TASK DIRECTIONS:
Identify the lines that contain the string "checks" and report only how many there are.

Stored records

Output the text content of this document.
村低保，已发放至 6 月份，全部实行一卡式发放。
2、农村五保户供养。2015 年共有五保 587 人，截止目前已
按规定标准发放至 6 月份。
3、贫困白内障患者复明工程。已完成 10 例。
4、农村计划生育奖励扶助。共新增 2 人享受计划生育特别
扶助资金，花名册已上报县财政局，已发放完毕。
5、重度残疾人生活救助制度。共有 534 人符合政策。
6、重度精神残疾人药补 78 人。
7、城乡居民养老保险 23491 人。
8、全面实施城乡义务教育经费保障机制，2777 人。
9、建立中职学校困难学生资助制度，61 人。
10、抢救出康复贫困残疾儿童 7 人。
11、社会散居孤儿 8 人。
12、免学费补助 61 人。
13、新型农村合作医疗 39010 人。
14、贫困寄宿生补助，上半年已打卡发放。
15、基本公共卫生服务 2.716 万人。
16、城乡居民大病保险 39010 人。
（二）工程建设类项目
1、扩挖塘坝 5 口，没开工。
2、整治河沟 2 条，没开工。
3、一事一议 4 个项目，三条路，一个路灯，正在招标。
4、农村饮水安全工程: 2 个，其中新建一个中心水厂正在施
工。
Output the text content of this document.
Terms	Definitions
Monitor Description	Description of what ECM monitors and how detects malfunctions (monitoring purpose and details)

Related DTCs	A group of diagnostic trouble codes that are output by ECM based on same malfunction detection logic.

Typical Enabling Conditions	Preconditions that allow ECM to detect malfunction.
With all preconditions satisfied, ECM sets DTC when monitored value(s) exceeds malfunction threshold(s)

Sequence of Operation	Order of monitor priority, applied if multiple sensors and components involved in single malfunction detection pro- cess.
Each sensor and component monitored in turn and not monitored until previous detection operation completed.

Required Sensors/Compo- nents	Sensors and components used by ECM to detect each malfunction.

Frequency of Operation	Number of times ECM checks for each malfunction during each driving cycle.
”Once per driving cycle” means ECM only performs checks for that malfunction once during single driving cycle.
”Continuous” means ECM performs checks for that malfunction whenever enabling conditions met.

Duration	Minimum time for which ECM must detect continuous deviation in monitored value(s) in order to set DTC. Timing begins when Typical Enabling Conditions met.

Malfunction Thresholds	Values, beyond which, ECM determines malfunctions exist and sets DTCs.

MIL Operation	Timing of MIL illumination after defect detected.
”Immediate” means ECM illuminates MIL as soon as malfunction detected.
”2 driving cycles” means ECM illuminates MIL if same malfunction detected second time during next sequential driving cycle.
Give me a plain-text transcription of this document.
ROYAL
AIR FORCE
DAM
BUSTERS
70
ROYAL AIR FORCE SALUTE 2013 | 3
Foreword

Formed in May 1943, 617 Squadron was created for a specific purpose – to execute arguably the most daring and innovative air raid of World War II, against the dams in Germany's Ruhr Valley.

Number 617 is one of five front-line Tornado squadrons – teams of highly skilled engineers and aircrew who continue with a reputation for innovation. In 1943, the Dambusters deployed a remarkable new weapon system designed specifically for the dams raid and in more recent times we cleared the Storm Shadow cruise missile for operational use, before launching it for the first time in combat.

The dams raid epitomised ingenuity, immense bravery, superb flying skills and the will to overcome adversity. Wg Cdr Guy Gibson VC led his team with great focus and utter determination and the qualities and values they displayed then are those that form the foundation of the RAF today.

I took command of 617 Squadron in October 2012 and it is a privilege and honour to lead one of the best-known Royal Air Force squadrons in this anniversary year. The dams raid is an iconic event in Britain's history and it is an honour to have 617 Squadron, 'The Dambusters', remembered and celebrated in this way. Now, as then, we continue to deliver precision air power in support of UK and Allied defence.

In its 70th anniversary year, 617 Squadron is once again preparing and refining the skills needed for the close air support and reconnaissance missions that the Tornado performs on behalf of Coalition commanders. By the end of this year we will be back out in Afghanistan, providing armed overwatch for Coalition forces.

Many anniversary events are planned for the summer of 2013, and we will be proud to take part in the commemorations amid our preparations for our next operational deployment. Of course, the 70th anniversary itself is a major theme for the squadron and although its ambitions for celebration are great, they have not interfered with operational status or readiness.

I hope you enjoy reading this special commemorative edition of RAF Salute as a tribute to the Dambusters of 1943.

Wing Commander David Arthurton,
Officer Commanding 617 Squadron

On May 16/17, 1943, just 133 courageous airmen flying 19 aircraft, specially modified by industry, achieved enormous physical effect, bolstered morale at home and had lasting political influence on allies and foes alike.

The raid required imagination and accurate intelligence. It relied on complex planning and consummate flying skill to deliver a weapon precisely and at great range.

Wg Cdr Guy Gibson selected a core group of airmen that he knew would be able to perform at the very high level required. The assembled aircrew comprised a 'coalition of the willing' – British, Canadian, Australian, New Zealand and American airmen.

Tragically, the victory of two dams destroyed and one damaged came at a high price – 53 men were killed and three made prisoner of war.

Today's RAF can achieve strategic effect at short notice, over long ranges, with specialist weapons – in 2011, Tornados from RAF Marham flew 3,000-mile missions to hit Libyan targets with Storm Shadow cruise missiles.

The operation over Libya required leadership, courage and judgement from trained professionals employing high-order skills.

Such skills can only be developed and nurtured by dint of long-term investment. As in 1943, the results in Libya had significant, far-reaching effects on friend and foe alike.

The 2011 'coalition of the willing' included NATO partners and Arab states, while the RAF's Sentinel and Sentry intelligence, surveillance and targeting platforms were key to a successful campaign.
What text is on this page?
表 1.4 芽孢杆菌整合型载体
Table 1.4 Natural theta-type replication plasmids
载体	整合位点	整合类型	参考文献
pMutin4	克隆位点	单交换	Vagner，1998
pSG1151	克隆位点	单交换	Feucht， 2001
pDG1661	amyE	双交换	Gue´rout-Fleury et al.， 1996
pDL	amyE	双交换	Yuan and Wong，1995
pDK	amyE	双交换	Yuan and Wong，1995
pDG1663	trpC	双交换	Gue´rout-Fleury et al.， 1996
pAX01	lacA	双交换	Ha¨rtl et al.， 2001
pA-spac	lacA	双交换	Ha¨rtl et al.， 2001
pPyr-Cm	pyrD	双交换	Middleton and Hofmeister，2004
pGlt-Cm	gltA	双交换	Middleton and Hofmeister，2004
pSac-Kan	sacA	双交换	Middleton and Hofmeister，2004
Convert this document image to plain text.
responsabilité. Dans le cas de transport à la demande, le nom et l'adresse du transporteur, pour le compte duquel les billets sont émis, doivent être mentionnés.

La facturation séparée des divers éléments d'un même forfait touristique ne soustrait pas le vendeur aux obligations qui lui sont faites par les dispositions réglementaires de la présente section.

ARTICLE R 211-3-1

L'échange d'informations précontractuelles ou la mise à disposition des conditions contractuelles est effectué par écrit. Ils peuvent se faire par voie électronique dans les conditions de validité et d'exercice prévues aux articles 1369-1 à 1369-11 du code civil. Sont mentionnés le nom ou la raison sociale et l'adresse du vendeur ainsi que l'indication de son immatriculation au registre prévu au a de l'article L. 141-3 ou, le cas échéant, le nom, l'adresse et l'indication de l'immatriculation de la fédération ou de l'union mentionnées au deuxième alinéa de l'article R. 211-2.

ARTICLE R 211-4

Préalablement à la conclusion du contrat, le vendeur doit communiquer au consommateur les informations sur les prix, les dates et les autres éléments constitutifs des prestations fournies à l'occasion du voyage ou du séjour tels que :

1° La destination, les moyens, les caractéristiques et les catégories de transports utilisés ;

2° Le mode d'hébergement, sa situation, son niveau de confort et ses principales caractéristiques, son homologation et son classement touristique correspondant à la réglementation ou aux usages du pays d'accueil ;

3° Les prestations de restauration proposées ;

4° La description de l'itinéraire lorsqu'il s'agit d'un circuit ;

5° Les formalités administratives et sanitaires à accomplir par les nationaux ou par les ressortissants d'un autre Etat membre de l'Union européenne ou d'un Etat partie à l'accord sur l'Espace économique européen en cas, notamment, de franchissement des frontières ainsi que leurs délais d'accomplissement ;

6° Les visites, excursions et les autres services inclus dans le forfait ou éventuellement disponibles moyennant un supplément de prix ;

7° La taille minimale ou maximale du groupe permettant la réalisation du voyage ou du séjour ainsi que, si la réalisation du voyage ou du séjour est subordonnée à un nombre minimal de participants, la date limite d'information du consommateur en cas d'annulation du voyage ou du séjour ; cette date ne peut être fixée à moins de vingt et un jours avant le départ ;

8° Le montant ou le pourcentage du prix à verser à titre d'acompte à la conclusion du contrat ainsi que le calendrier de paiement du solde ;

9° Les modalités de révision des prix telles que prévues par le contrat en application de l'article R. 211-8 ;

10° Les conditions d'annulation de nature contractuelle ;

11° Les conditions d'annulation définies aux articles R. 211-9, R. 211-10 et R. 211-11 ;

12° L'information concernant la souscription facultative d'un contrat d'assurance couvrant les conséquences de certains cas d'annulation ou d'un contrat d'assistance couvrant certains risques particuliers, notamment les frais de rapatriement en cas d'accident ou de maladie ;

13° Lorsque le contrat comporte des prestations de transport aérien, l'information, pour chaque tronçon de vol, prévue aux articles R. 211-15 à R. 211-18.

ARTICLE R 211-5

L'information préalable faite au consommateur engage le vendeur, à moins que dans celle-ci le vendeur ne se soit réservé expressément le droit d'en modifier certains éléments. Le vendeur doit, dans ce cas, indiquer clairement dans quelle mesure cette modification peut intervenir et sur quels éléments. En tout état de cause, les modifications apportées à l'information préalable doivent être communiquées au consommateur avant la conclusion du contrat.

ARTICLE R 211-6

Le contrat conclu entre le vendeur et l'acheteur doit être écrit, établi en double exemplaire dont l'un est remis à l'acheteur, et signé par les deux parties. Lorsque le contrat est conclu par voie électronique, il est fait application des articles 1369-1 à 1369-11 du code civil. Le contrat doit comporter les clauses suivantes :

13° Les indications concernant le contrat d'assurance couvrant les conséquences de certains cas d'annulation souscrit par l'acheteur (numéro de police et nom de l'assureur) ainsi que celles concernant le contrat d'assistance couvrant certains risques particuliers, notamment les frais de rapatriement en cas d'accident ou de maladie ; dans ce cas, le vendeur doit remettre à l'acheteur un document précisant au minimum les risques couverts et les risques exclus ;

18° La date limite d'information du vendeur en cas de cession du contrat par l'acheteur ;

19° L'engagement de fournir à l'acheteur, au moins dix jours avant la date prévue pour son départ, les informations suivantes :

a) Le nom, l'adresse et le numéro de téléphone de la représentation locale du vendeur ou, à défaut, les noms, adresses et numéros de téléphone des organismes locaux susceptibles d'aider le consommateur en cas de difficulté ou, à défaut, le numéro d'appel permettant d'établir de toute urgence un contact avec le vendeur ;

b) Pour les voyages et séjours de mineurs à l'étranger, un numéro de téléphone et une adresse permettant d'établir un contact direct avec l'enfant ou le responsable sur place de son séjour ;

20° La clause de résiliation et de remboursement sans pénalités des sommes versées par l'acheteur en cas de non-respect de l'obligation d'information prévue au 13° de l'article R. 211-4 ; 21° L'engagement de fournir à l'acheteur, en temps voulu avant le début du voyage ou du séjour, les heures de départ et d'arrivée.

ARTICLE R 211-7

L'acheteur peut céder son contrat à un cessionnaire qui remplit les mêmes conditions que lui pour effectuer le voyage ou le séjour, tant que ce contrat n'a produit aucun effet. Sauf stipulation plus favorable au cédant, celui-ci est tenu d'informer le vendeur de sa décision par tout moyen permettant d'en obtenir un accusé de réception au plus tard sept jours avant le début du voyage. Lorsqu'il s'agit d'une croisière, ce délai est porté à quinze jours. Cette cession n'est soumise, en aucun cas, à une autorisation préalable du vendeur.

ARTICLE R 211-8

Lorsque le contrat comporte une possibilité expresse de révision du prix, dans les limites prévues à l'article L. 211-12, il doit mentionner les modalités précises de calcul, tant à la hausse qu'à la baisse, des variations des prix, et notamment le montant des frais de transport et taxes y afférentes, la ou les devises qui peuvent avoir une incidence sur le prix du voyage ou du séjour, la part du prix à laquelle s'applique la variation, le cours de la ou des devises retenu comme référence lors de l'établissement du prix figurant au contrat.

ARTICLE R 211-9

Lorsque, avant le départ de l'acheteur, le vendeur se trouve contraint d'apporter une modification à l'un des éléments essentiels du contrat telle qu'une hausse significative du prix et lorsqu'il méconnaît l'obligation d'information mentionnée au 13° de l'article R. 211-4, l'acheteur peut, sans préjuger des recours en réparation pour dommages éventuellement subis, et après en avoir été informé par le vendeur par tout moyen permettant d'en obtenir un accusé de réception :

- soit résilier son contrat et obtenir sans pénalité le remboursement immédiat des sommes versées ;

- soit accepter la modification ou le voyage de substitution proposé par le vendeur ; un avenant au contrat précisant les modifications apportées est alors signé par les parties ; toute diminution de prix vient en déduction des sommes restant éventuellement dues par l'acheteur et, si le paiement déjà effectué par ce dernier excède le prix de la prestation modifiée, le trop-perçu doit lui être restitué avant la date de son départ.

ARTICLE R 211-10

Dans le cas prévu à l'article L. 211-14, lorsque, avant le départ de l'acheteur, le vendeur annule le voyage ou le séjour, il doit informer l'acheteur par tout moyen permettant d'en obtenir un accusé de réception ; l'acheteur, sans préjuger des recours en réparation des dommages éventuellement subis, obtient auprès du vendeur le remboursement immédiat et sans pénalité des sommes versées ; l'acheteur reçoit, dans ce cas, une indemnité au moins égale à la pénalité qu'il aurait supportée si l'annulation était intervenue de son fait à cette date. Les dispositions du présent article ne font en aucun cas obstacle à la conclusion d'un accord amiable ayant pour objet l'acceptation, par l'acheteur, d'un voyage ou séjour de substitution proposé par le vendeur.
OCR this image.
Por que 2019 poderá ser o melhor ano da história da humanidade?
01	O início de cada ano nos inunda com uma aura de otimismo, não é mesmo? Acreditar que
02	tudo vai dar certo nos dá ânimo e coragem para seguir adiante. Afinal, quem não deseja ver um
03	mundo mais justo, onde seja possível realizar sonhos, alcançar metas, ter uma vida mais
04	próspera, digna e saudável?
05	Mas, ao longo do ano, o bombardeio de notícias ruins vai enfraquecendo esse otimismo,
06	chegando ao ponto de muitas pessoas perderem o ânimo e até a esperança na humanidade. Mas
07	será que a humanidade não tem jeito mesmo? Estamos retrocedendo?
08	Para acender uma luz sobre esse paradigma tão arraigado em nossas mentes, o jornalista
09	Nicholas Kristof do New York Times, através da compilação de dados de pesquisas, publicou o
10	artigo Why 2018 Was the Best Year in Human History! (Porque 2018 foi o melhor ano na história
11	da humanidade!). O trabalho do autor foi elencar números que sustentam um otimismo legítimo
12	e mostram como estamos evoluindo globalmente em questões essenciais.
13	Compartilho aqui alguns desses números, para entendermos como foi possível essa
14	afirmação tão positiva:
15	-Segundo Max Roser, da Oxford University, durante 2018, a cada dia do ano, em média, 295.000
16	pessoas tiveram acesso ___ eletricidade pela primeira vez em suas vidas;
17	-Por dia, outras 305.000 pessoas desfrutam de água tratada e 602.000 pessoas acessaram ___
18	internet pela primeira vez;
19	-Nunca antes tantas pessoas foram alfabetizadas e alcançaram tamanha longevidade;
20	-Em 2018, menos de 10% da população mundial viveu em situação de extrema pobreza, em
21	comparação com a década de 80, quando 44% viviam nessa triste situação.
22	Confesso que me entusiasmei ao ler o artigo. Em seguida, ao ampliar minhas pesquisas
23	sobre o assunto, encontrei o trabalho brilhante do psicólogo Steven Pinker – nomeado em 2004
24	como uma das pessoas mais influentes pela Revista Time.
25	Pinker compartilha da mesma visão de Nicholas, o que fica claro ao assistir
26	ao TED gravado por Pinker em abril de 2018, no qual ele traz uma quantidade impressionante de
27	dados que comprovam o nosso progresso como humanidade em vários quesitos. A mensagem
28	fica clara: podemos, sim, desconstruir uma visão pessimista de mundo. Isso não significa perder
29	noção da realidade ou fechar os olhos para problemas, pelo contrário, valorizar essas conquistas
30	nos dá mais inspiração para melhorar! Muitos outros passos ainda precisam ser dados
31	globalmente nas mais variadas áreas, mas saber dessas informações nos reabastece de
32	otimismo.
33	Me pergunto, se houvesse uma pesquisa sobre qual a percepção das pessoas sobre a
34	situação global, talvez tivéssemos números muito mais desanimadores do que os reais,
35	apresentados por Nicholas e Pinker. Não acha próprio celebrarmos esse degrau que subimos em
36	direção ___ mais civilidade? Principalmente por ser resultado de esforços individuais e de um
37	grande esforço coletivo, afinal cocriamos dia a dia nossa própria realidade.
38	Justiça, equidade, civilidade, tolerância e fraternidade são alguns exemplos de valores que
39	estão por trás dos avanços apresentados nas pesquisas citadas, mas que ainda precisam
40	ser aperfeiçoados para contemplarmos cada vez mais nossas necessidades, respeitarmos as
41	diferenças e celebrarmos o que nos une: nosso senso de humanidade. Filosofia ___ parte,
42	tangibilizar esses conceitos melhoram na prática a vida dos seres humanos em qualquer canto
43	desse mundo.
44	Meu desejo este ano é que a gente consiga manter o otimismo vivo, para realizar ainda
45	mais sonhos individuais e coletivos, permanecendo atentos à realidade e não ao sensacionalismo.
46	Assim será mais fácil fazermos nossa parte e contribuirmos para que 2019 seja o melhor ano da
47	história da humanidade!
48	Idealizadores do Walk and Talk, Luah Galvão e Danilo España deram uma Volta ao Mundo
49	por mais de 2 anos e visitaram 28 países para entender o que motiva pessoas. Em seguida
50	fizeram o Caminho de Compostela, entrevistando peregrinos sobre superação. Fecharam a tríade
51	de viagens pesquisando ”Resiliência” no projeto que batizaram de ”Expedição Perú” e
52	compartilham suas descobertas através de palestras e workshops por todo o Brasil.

RESULT:
3